──────── PAGE

# VolSense — Model Training

In this notebook, you’ll:

1. Load the processed volatility dataset generated in Notebook 1  
2. Train baseline statistical models (GARCH, EGARCH)  
3. Train a deep learning global volatility forecaster (LSTM-based)  
4. Compare validation metrics and export trained models for inference

In [None]:
# Imports

import pandas as pd
import numpy as np
import torch
from pathlib import Path

from volsense_core.models.garch_methods import ARCHForecaster, forecast_arch, fit_arch
from volsense_core.models.lstm_forecaster import BaseLSTM
from volsense_core.models.global_vol_forecaster import (
    GlobalVolForecaster, TrainConfig, train_global_model
)
from volsense_core.utils.metrics import evaluate_forecast

## 📥 Step 1: Load processed dataset
We’ll use the dataset saved in `1_data_preparation.ipynb` and inspect it.

In [None]:
data_path = Path("../data/processed/global_volatility_dataset.csv")
multi_df = pd.read_csv(data_path, parse_dates=["date"])

────────────────
──────── INFORMATION PROVIDED

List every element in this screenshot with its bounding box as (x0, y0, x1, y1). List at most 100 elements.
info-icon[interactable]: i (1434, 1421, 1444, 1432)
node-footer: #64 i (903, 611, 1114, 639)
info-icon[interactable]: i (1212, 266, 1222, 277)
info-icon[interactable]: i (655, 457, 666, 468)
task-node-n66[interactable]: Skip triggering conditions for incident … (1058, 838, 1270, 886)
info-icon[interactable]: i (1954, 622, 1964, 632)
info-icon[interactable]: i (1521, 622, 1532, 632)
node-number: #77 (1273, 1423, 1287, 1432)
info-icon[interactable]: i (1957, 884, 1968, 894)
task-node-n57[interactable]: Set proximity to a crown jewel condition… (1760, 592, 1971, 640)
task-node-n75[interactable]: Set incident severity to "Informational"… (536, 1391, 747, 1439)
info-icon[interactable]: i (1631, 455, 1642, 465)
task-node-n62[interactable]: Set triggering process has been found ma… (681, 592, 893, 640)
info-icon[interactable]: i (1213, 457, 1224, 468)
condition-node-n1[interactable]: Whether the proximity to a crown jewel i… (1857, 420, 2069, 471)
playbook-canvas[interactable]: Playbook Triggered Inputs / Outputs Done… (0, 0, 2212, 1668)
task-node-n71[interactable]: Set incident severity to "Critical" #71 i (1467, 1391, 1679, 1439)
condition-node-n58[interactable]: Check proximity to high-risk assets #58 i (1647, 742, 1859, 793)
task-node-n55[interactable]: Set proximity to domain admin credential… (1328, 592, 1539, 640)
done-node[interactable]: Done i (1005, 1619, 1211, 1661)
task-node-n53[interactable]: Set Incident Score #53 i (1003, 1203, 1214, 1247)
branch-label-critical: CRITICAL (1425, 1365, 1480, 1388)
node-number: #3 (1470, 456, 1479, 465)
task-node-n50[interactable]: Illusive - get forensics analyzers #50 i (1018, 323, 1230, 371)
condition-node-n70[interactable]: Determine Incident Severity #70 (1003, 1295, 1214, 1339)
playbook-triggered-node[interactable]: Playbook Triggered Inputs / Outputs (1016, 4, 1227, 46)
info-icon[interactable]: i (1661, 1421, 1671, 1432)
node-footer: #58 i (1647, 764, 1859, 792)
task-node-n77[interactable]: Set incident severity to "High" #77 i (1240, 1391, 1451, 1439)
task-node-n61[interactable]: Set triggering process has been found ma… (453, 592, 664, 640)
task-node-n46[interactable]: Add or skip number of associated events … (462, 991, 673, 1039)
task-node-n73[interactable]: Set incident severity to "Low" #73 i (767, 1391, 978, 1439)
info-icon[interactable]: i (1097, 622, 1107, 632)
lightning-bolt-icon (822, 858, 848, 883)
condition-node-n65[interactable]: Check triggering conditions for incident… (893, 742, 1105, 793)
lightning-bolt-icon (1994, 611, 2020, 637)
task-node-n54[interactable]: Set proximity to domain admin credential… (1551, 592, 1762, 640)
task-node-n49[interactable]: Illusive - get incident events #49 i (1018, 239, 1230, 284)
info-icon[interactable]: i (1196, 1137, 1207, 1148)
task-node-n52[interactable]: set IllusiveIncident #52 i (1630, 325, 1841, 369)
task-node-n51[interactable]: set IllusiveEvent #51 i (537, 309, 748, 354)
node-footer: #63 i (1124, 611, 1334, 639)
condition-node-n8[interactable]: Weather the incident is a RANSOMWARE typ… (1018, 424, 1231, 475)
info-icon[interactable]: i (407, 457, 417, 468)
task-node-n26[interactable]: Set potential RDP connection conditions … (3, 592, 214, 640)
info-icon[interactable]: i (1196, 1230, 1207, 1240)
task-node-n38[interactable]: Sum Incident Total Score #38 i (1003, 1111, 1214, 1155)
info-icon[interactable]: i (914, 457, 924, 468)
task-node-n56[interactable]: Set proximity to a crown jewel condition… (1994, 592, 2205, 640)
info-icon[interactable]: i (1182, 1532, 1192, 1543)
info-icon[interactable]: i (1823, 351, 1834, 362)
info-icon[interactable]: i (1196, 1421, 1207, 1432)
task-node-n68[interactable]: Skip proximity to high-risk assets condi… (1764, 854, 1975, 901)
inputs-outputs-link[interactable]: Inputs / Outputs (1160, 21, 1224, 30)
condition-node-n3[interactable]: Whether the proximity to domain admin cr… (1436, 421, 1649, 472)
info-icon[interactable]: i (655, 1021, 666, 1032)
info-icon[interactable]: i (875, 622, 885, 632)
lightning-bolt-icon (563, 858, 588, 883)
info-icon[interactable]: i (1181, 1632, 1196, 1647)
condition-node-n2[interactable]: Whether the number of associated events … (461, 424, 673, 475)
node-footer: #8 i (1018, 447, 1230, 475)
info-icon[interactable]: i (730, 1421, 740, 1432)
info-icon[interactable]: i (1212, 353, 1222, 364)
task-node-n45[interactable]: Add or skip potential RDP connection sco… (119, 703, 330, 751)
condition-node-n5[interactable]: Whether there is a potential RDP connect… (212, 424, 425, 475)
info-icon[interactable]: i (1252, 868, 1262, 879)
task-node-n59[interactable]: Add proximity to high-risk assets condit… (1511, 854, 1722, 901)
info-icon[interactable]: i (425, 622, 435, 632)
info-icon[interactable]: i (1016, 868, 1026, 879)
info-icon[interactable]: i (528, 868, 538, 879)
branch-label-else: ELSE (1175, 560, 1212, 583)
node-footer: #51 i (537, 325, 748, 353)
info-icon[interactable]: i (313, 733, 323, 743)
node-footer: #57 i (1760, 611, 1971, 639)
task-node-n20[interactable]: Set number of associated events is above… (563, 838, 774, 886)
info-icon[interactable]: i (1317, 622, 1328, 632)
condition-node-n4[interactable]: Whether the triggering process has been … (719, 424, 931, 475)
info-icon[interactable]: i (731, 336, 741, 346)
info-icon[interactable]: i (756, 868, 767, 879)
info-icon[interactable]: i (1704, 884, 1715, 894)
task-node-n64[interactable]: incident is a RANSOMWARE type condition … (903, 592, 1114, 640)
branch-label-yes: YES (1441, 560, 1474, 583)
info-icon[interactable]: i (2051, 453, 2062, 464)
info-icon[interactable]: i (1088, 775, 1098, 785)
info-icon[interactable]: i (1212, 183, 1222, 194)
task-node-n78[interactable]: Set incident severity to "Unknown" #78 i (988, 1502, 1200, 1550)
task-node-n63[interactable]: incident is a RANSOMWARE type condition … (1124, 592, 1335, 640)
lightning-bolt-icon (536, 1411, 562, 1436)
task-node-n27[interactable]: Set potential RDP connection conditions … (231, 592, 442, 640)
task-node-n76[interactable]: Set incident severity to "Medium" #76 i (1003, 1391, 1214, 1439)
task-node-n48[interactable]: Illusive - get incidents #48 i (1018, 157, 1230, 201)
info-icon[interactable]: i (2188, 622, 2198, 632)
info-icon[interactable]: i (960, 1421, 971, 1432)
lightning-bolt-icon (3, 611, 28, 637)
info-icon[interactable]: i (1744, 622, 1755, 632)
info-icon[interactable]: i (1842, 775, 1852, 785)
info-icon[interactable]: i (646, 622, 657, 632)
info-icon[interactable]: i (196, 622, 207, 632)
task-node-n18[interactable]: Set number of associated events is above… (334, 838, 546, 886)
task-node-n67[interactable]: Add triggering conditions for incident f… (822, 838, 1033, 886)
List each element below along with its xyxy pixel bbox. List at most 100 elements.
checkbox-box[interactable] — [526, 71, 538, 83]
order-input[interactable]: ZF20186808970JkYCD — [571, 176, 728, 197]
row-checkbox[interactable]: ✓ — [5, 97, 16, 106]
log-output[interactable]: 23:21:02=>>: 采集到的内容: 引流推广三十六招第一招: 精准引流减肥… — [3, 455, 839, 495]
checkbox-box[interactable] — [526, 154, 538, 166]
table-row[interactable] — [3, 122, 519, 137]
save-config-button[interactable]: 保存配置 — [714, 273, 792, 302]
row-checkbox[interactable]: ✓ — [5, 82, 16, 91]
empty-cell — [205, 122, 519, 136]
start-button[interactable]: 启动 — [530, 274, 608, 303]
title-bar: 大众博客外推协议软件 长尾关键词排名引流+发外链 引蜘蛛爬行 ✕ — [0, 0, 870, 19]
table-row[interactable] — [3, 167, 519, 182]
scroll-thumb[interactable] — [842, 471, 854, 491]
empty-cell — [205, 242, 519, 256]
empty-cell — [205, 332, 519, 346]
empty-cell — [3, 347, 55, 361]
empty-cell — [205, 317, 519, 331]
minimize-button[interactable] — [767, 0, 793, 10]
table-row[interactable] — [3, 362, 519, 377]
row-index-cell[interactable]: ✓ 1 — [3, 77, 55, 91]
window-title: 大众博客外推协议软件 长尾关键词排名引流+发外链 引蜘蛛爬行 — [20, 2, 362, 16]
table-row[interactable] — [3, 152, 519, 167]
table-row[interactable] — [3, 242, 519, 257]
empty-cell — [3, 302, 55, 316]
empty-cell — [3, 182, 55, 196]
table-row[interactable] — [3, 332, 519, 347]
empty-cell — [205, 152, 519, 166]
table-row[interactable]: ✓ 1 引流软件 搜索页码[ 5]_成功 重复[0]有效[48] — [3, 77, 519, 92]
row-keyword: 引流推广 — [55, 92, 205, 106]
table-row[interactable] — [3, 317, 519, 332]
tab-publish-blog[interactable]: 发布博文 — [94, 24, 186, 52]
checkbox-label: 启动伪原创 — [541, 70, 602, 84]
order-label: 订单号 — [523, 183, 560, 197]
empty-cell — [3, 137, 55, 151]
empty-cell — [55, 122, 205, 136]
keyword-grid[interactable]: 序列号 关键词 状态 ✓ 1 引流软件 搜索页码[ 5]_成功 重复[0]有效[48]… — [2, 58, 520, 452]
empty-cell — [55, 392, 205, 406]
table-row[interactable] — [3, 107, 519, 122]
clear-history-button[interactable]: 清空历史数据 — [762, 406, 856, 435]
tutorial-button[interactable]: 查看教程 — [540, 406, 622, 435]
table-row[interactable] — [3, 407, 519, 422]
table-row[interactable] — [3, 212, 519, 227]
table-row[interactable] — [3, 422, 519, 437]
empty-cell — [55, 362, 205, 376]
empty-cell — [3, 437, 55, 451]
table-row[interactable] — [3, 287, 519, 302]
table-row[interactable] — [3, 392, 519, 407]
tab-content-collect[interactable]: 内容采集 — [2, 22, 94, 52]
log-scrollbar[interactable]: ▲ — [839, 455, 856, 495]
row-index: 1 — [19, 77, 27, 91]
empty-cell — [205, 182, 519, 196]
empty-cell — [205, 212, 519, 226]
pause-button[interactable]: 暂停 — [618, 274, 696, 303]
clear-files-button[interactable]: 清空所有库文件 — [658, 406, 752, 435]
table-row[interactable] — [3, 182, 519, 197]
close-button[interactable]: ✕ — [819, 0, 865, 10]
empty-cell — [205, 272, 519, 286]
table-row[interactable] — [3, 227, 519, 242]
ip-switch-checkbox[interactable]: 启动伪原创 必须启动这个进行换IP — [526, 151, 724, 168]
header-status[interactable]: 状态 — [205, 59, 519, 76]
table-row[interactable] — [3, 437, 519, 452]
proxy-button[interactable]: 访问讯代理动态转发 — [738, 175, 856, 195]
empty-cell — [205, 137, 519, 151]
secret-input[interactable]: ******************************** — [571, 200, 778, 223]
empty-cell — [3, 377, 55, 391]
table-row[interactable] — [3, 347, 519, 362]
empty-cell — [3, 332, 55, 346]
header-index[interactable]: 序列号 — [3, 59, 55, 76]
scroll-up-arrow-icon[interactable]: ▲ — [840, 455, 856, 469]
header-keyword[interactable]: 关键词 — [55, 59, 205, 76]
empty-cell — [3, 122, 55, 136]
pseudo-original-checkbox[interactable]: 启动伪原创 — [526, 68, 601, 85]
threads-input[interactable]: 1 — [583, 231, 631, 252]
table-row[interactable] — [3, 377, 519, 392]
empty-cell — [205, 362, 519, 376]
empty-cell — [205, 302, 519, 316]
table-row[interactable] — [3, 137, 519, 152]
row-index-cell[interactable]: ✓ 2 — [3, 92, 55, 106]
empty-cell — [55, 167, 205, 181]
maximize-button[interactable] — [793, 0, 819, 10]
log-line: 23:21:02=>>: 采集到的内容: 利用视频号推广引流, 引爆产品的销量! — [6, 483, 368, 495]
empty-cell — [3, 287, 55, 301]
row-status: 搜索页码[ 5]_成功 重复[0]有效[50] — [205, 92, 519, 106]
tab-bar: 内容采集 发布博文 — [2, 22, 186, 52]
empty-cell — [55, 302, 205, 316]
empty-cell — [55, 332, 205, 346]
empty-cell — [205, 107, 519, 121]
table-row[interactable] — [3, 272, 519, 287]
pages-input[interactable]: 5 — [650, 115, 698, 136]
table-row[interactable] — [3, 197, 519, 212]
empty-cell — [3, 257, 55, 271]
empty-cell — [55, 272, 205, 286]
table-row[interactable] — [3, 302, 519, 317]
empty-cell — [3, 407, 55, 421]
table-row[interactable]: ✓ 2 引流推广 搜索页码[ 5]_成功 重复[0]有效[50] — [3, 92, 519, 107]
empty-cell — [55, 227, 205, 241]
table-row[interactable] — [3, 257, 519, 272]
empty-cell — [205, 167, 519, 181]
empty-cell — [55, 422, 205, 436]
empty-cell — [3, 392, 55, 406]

────────────────

§ **WRITTEN TASK 1**: Write out the stretch of the VolSense model training notebook from "import pandas as" through "and inspect it.", substituting "TrainingConfig" for "TrainConfig".
§ **WRITTEN TASK 2**: Continue the VolSense model training notebook from its last line.
The records are separate material and are not part of the VolSense notebook.

§ **RESPONSE 1**:
import pandas as pd
import numpy as np
import torch
from pathlib import Path

from volsense_core.models.garch_methods import ARCHForecaster, forecast_arch, fit_arch
from volsense_core.models.lstm_forecaster import BaseLSTM
from volsense_core.models.global_vol_forecaster import (
    GlobalVolForecaster, TrainingConfig, train_global_model
)
from volsense_core.utils.metrics import evaluate_forecast

## 📥 Step 1: Load processed dataset
We’ll use the dataset saved in `1_data_preparation.ipynb` and inspect it.

§ **RESPONSE 2**:
print(f"✅ Loaded {len(multi_df):,} rows")
multi_df.head()

## Step 2: Quick sanity checks
Ensure no missing key columns and reasonable volatility range.

In [None]:
print(multi_df.isna().sum())
print(multi_df.describe()[["return","realized_vol"]])
multi_df["ticker"].value_counts().head()

## Step 3: Baseline — GARCH Model
We’ll train a simple GARCH(1, 1) for one ticker (AAPL) to establish a baseline.

In [None]:
ticker = "AAPL"
returns = multi_df.loc[multi_df["ticker"] == ticker, "return"].dropna()

arch_model = fit_arch(returns)
pred_vol = forecast_arch(arch_model, horizon=1)

print(f"Predicted 1-day volatility for {ticker}: {pred_vol:.4f}")